▶ Exercise instructions: Output the data below in full, character for character.

** Start of Data to process **

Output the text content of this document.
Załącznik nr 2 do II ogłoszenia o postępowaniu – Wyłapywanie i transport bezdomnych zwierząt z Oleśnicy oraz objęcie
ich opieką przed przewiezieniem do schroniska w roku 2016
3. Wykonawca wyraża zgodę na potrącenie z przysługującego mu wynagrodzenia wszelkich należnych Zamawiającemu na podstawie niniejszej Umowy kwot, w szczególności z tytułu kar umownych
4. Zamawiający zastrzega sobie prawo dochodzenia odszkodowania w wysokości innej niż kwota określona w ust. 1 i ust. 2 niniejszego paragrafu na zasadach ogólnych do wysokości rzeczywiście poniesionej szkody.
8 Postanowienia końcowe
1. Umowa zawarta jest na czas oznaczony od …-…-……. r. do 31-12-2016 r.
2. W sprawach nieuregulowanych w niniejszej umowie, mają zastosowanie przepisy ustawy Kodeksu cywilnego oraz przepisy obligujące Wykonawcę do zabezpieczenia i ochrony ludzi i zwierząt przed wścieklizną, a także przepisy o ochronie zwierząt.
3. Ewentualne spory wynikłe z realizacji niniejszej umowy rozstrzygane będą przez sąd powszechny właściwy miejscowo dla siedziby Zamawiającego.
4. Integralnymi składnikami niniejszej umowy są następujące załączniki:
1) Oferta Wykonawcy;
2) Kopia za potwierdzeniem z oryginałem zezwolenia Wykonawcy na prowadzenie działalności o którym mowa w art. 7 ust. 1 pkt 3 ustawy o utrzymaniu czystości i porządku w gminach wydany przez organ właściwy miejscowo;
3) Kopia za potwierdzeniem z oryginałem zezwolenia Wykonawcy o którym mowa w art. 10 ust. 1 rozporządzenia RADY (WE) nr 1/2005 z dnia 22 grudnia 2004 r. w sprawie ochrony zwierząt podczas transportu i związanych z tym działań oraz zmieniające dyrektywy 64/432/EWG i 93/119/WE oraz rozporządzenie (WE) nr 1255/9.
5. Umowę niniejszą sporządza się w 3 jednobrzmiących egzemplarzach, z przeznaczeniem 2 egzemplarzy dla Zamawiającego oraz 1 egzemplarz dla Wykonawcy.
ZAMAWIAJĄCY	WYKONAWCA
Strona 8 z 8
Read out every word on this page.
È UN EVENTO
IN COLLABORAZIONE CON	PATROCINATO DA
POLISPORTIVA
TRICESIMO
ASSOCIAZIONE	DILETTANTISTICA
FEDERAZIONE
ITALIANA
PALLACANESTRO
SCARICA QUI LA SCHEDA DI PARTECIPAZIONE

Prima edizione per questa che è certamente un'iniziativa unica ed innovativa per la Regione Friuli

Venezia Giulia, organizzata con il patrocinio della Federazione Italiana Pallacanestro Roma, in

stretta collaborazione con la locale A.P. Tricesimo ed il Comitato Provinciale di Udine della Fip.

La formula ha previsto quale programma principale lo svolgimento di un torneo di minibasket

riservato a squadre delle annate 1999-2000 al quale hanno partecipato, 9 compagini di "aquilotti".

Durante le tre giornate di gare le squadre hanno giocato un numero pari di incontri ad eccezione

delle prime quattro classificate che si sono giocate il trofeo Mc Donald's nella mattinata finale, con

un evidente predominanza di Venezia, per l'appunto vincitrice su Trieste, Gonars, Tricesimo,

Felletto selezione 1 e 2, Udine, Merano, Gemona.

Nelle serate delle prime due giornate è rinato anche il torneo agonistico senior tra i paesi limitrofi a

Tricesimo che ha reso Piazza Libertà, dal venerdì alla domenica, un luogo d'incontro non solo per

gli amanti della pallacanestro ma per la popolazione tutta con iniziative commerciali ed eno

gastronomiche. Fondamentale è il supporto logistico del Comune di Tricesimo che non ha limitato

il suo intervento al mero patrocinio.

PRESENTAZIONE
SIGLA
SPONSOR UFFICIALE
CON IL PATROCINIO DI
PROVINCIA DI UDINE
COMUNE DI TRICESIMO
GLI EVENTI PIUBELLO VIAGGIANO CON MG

** End of Data to process **

▶ Reply to the task:
Output the text content of this document.
Załącznik nr 2 do II ogłoszenia o postępowaniu – Wyłapywanie i transport bezdomnych zwierząt z Oleśnicy oraz objęcie
ich opieką przed przewiezieniem do schroniska w roku 2016
3. Wykonawca wyraża zgodę na potrącenie z przysługującego mu wynagrodzenia wszelkich należnych Zamawiającemu na podstawie niniejszej Umowy kwot, w szczególności z tytułu kar umownych
4. Zamawiający zastrzega sobie prawo dochodzenia odszkodowania w wysokości innej niż kwota określona w ust. 1 i ust. 2 niniejszego paragrafu na zasadach ogólnych do wysokości rzeczywiście poniesionej szkody.
8 Postanowienia końcowe
1. Umowa zawarta jest na czas oznaczony od …-…-……. r. do 31-12-2016 r.
2. W sprawach nieuregulowanych w niniejszej umowie, mają zastosowanie przepisy ustawy Kodeksu cywilnego oraz przepisy obligujące Wykonawcę do zabezpieczenia i ochrony ludzi i zwierząt przed wścieklizną, a także przepisy o ochronie zwierząt.
3. Ewentualne spory wynikłe z realizacji niniejszej umowy rozstrzygane będą przez sąd powszechny właściwy miejscowo dla siedziby Zamawiającego.
4. Integralnymi składnikami niniejszej umowy są następujące załączniki:
1) Oferta Wykonawcy;
2) Kopia za potwierdzeniem z oryginałem zezwolenia Wykonawcy na prowadzenie działalności o którym mowa w art. 7 ust. 1 pkt 3 ustawy o utrzymaniu czystości i porządku w gminach wydany przez organ właściwy miejscowo;
3) Kopia za potwierdzeniem z oryginałem zezwolenia Wykonawcy o którym mowa w art. 10 ust. 1 rozporządzenia RADY (WE) nr 1/2005 z dnia 22 grudnia 2004 r. w sprawie ochrony zwierząt podczas transportu i związanych z tym działań oraz zmieniające dyrektywy 64/432/EWG i 93/119/WE oraz rozporządzenie (WE) nr 1255/9.
5. Umowę niniejszą sporządza się w 3 jednobrzmiących egzemplarzach, z przeznaczeniem 2 egzemplarzy dla Zamawiającego oraz 1 egzemplarz dla Wykonawcy.
ZAMAWIAJĄCY	WYKONAWCA
Strona 8 z 8
Read out every word on this page.
È UN EVENTO
IN COLLABORAZIONE CON	PATROCINATO DA
POLISPORTIVA
TRICESIMO
ASSOCIAZIONE	DILETTANTISTICA
FEDERAZIONE
ITALIANA
PALLACANESTRO
SCARICA QUI LA SCHEDA DI PARTECIPAZIONE

Prima edizione per questa che è certamente un'iniziativa unica ed innovativa per la Regione Friuli

Venezia Giulia, organizzata con il patrocinio della Federazione Italiana Pallacanestro Roma, in

stretta collaborazione con la locale A.P. Tricesimo ed il Comitato Provinciale di Udine della Fip.

La formula ha previsto quale programma principale lo svolgimento di un torneo di minibasket

riservato a squadre delle annate 1999-2000 al quale hanno partecipato, 9 compagini di "aquilotti".

Durante le tre giornate di gare le squadre hanno giocato un numero pari di incontri ad eccezione

delle prime quattro classificate che si sono giocate il trofeo Mc Donald's nella mattinata finale, con

un evidente predominanza di Venezia, per l'appunto vincitrice su Trieste, Gonars, Tricesimo,

Felletto selezione 1 e 2, Udine, Merano, Gemona.

Nelle serate delle prime due giornate è rinato anche il torneo agonistico senior tra i paesi limitrofi a

Tricesimo che ha reso Piazza Libertà, dal venerdì alla domenica, un luogo d'incontro non solo per

gli amanti della pallacanestro ma per la popolazione tutta con iniziative commerciali ed eno

gastronomiche. Fondamentale è il supporto logistico del Comune di Tricesimo che non ha limitato

il suo intervento al mero patrocinio.

PRESENTAZIONE
SIGLA
SPONSOR UFFICIALE
CON IL PATROCINIO DI
PROVINCIA DI UDINE
COMUNE DI TRICESIMO
GLI EVENTI PIUBELLO VIAGGIANO CON MG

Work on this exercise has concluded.